-------- Dataset entries

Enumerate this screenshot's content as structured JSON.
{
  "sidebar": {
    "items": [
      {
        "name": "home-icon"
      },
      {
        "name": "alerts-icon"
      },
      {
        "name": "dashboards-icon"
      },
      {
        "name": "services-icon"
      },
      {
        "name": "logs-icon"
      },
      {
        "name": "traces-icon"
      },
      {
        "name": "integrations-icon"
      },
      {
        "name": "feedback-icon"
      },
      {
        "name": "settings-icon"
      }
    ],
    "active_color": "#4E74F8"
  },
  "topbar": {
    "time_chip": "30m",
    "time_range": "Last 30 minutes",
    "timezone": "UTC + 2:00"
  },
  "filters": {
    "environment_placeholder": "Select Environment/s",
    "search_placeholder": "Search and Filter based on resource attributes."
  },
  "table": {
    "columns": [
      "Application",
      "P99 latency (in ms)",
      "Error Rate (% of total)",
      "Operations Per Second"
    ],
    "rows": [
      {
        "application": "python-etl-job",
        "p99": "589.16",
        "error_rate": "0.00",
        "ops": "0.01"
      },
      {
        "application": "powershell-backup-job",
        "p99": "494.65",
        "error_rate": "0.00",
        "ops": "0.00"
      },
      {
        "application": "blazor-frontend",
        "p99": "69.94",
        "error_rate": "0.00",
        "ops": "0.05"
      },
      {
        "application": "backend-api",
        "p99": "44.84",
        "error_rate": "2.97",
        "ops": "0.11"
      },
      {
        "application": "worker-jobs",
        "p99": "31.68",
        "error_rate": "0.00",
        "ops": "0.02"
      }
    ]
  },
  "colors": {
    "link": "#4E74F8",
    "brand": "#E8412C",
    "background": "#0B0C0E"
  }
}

----------------

*Aim of the exercise*. Copy the material above back out, exactly as written.

*Task solution*.
Enumerate this screenshot's content as structured JSON.
{
  "sidebar": {
    "items": [
      {
        "name": "home-icon"
      },
      {
        "name": "alerts-icon"
      },
      {
        "name": "dashboards-icon"
      },
      {
        "name": "services-icon"
      },
      {
        "name": "logs-icon"
      },
      {
        "name": "traces-icon"
      },
      {
        "name": "integrations-icon"
      },
      {
        "name": "feedback-icon"
      },
      {
        "name": "settings-icon"
      }
    ],
    "active_color": "#4E74F8"
  },
  "topbar": {
    "time_chip": "30m",
    "time_range": "Last 30 minutes",
    "timezone": "UTC + 2:00"
  },
  "filters": {
    "environment_placeholder": "Select Environment/s",
    "search_placeholder": "Search and Filter based on resource attributes."
  },
  "table": {
    "columns": [
      "Application",
      "P99 latency (in ms)",
      "Error Rate (% of total)",
      "Operations Per Second"
    ],
    "rows": [
      {
        "application": "python-etl-job",
        "p99": "589.16",
        "error_rate": "0.00",
        "ops": "0.01"
      },
      {
        "application": "powershell-backup-job",
        "p99": "494.65",
        "error_rate": "0.00",
        "ops": "0.00"
      },
      {
        "application": "blazor-frontend",
        "p99": "69.94",
        "error_rate": "0.00",
        "ops": "0.05"
      },
      {
        "application": "backend-api",
        "p99": "44.84",
        "error_rate": "2.97",
        "ops": "0.11"
      },
      {
        "application": "worker-jobs",
        "p99": "31.68",
        "error_rate": "0.00",
        "ops": "0.02"
      }
    ]
  },
  "colors": {
    "link": "#4E74F8",
    "brand": "#E8412C",
    "background": "#0B0C0E"
  }
}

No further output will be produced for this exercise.